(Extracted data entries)
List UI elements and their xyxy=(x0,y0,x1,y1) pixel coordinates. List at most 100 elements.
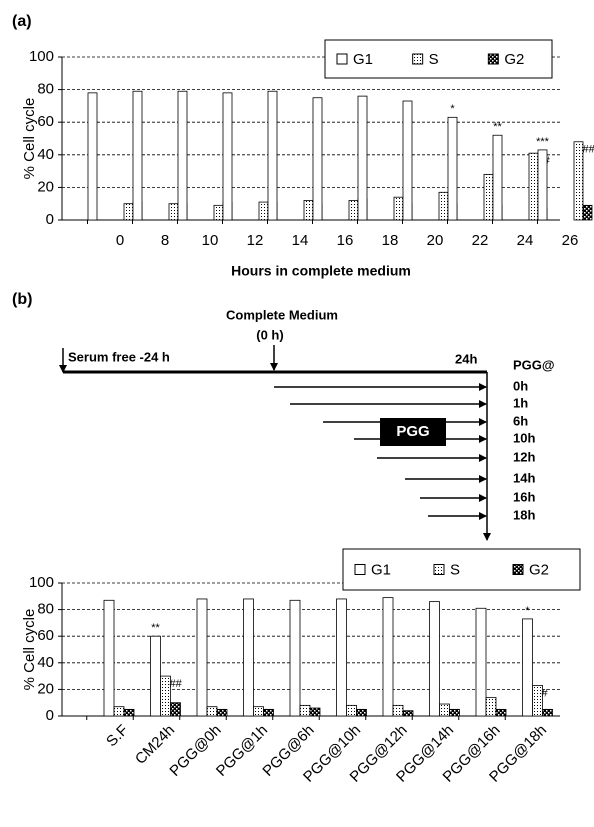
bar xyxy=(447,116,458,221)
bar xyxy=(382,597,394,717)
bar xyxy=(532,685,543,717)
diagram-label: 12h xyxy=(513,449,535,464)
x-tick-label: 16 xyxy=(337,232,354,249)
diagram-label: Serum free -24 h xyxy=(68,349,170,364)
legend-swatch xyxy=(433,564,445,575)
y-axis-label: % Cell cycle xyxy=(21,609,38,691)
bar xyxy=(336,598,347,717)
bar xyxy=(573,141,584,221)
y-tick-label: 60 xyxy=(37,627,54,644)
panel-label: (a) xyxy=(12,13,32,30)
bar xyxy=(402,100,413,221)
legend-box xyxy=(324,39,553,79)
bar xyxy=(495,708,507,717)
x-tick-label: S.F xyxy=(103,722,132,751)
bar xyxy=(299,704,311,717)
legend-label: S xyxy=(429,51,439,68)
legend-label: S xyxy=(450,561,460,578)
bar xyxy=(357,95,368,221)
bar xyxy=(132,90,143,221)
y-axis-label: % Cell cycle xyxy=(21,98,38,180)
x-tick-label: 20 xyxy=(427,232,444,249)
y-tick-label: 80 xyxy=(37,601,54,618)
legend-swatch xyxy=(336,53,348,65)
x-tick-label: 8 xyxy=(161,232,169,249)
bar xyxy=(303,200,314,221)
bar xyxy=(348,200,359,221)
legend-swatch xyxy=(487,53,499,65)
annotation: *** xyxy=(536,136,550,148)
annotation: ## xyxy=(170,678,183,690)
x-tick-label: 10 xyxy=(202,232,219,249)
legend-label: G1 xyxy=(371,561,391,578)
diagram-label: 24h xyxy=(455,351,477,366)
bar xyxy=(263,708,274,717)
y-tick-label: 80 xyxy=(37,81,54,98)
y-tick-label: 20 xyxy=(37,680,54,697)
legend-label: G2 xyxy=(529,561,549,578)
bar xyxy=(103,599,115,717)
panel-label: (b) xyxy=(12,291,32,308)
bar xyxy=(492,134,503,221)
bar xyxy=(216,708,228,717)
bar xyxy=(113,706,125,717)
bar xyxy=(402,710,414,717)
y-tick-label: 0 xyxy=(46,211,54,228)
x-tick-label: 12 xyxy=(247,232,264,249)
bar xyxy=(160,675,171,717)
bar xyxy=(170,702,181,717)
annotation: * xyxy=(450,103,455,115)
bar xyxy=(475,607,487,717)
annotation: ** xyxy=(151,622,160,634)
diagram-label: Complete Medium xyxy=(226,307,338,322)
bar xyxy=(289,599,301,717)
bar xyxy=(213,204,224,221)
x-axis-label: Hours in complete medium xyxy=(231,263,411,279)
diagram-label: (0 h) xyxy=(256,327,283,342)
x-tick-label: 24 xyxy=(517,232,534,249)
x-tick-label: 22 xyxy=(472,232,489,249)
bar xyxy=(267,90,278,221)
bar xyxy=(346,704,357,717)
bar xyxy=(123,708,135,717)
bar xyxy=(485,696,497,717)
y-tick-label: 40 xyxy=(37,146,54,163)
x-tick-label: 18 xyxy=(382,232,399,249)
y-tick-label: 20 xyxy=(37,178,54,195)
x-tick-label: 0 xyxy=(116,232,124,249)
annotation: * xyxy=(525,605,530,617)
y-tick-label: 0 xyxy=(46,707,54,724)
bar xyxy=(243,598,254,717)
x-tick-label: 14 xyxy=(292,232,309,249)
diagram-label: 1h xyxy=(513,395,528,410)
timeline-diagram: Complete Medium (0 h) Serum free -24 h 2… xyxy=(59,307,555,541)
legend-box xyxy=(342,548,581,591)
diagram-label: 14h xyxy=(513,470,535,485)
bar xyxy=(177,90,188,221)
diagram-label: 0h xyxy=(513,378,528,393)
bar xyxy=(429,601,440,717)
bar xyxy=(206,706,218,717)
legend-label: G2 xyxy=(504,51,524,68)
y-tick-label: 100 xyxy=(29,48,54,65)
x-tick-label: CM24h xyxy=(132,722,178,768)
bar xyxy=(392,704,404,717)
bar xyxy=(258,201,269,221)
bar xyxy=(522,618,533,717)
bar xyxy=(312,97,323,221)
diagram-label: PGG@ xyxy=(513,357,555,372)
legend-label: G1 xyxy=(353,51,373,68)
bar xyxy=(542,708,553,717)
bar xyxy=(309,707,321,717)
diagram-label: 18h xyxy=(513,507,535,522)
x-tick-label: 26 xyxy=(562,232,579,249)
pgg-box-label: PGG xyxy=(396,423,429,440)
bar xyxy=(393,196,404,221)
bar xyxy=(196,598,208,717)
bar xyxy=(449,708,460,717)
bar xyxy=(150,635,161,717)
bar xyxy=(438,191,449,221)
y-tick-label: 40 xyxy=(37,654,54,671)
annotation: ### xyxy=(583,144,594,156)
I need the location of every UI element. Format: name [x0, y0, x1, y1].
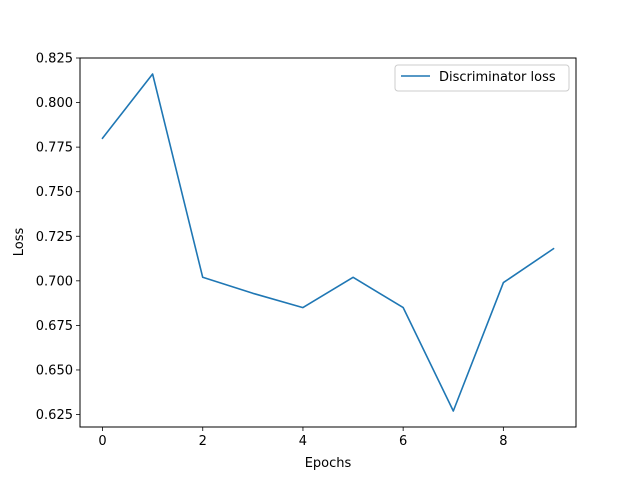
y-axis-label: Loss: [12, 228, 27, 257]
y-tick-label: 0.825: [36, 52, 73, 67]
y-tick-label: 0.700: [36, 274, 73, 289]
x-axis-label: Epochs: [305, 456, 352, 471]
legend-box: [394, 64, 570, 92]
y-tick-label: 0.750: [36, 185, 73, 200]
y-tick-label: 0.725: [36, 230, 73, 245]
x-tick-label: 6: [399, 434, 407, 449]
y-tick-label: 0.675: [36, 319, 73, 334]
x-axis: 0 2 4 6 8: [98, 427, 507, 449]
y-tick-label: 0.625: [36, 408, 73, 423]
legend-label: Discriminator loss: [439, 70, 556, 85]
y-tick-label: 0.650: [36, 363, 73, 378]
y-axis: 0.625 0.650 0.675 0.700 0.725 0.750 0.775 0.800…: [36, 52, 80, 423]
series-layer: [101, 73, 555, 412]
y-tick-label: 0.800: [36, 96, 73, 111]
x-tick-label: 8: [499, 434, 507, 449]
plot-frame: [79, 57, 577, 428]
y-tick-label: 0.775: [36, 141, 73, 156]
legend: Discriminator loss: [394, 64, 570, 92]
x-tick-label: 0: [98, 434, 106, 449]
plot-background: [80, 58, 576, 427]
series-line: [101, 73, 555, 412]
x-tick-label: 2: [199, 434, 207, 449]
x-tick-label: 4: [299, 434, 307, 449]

* * *

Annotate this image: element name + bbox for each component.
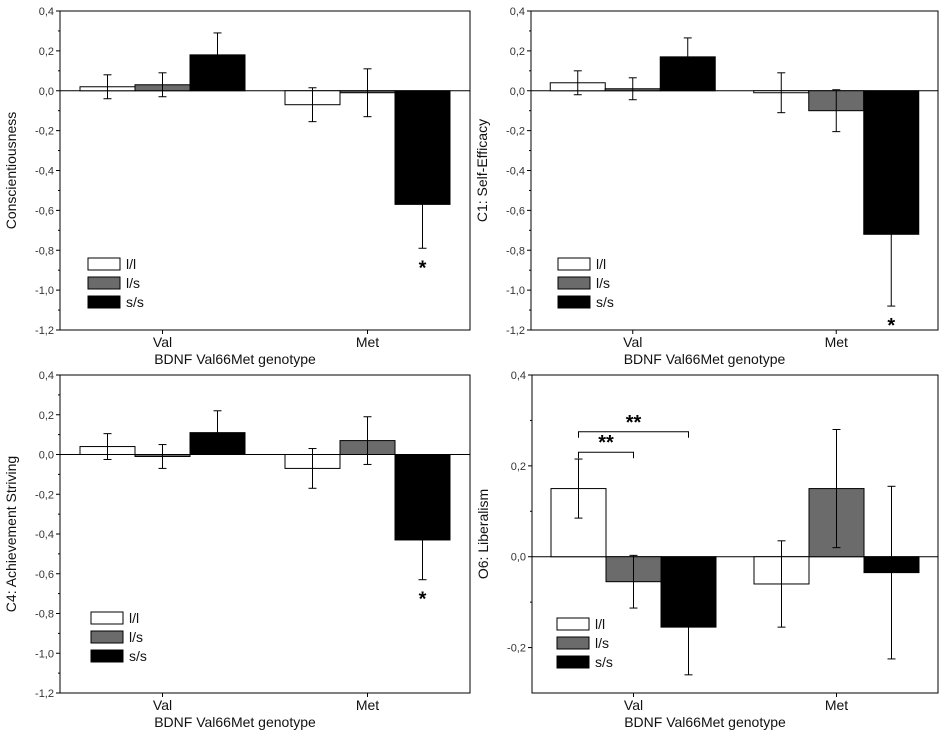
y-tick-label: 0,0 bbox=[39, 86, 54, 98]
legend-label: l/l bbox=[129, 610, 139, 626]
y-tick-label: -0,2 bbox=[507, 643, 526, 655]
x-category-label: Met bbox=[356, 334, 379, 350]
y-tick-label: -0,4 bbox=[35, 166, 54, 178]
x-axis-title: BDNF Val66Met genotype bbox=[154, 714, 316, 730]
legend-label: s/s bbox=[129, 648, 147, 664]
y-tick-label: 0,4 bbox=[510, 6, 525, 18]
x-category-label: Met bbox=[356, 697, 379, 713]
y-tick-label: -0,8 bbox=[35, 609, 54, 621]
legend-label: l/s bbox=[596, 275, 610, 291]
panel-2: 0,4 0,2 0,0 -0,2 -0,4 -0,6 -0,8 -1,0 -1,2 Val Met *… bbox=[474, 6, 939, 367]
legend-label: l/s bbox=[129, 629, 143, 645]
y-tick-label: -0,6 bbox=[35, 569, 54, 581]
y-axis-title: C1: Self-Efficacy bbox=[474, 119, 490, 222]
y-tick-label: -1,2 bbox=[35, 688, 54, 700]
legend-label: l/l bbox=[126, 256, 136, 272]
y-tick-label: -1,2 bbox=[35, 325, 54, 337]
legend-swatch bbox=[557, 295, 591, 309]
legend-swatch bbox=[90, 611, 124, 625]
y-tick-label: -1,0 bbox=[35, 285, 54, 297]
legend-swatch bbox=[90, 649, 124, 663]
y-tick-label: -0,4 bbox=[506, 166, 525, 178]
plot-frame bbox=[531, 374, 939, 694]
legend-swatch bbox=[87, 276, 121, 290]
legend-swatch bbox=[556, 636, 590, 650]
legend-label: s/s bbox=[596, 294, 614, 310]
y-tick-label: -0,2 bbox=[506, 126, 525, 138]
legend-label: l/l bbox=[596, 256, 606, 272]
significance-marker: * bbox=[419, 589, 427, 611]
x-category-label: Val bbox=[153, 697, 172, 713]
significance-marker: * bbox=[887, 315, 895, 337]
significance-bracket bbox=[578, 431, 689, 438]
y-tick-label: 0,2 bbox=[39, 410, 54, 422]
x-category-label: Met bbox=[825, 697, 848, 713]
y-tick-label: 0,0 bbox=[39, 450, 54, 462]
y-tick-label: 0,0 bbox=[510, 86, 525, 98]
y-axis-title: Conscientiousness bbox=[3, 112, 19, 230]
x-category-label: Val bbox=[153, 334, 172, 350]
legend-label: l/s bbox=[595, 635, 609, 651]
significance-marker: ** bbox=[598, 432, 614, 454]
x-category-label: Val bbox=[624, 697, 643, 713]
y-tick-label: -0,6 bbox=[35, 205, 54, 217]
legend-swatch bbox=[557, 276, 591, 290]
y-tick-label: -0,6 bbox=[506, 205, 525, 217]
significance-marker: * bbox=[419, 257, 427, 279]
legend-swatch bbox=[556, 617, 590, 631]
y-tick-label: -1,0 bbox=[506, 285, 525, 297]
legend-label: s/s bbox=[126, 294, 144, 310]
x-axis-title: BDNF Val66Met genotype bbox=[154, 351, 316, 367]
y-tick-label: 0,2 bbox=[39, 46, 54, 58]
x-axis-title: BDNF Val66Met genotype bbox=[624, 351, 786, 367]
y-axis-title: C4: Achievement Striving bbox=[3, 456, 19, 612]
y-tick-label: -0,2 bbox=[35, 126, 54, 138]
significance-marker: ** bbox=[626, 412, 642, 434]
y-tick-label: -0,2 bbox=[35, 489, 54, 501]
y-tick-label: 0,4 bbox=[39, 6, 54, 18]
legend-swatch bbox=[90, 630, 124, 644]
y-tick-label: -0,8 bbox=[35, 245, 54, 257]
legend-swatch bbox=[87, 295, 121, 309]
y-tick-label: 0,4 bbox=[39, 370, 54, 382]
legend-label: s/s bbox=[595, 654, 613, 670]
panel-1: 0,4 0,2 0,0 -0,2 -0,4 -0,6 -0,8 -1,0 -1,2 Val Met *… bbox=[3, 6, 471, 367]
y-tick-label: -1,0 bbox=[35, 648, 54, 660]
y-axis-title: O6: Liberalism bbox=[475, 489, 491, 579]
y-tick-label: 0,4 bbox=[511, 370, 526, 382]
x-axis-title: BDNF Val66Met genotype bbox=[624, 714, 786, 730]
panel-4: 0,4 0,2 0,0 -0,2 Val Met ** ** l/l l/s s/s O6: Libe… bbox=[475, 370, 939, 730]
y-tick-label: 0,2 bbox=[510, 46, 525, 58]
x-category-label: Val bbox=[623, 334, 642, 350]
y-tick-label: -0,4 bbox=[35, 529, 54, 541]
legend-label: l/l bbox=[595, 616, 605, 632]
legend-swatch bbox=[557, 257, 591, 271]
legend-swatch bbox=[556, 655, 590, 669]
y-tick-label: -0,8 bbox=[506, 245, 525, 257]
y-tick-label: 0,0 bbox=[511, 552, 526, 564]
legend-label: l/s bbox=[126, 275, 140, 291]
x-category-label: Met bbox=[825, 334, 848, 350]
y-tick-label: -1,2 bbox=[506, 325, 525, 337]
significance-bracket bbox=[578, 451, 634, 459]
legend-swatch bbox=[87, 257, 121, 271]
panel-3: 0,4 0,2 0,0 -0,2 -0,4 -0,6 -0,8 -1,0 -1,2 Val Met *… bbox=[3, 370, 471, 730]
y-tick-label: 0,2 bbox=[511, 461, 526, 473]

...

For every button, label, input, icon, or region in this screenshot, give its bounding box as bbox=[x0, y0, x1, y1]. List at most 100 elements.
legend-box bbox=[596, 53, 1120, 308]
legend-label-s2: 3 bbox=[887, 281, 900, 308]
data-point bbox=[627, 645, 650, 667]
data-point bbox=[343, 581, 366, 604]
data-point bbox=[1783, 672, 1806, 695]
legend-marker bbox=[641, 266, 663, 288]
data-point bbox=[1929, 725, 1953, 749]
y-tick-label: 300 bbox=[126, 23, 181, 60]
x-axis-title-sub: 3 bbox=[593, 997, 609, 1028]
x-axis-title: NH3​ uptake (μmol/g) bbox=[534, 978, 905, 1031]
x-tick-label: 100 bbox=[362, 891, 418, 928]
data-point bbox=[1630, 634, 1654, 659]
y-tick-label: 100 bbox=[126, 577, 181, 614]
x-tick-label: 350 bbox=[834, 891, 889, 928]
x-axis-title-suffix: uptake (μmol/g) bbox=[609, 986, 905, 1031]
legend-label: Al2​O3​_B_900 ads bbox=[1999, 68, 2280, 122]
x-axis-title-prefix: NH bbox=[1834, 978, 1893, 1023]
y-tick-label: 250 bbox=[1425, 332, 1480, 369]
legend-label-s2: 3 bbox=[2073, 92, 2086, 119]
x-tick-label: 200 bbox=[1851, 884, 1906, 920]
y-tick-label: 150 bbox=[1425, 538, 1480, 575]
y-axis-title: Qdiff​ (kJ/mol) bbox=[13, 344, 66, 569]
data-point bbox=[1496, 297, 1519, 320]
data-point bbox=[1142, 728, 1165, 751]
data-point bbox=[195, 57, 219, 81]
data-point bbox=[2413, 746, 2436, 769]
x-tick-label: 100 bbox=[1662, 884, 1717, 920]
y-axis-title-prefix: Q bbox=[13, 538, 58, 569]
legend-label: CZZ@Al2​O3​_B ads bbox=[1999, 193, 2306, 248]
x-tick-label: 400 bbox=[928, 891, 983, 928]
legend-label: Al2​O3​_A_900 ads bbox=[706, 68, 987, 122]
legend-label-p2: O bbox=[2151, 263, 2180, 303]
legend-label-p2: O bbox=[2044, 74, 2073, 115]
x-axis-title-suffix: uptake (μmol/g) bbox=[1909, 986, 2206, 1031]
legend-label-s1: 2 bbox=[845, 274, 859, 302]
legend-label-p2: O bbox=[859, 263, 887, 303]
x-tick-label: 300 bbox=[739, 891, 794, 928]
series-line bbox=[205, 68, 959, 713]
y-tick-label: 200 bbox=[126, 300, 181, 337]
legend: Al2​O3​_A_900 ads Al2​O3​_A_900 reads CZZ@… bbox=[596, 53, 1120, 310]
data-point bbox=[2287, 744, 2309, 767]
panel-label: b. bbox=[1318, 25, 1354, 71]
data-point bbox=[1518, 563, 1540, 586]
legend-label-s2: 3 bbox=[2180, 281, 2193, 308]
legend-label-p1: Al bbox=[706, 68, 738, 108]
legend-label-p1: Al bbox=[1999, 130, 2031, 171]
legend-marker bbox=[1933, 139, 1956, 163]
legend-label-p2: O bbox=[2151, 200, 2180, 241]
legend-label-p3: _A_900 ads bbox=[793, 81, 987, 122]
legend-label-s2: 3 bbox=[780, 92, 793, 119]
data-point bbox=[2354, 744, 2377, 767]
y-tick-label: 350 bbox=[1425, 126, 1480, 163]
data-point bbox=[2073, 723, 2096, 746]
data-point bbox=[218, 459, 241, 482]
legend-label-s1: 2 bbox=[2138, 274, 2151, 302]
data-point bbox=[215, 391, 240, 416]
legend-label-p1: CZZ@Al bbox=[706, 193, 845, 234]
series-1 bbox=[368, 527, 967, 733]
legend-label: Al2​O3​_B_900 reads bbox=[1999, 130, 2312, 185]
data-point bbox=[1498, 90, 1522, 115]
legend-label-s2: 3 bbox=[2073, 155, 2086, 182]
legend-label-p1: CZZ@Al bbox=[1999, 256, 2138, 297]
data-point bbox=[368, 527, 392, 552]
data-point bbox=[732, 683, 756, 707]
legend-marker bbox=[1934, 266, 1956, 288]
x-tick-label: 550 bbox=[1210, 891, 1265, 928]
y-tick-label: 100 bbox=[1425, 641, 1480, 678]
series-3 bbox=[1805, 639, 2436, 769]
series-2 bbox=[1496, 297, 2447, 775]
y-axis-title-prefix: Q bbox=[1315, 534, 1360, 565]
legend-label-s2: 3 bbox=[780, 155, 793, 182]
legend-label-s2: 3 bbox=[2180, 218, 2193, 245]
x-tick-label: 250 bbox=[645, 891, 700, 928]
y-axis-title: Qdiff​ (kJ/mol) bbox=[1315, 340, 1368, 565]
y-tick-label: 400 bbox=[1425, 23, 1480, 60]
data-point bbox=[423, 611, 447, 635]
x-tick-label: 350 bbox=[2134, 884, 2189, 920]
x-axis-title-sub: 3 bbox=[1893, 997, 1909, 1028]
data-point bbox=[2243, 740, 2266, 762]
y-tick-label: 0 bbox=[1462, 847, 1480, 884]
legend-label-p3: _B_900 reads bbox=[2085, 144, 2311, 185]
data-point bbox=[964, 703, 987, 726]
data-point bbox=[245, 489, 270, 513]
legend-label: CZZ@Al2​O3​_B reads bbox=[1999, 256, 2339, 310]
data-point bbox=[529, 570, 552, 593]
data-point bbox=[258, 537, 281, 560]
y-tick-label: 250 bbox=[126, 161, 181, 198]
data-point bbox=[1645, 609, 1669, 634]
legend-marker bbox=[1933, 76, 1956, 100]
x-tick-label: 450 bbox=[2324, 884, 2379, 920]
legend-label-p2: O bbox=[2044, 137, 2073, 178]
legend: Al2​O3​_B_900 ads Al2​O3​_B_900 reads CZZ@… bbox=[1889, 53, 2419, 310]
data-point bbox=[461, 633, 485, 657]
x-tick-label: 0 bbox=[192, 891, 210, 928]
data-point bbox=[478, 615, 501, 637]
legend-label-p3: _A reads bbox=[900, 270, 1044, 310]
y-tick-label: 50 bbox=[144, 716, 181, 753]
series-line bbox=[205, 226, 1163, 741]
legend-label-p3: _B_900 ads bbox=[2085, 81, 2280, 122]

▶ _SHORT EXERCISE_:
Copy the items above word for word, starting with the line with "For every button, label, input, icon, or" and going on through the line with "x-axis-title: NH3​ uptake".

▶ _TASK RESPONSE_:
For every button, label, input, icon, or region in this screenshot, give its bounding box as bbox=[x0, y0, x1, y1]. List at most 100 elements.
legend-box bbox=[596, 53, 1120, 308]
legend-label-s2: 3 bbox=[887, 281, 900, 308]
data-point bbox=[627, 645, 650, 667]
data-point bbox=[343, 581, 366, 604]
data-point bbox=[1783, 672, 1806, 695]
legend-marker bbox=[641, 266, 663, 288]
data-point bbox=[1929, 725, 1953, 749]
y-tick-label: 300 bbox=[126, 23, 181, 60]
x-axis-title-sub: 3 bbox=[593, 997, 609, 1028]
x-axis-title: NH3​ uptake (μmol/g) bbox=[534, 978, 905, 1031]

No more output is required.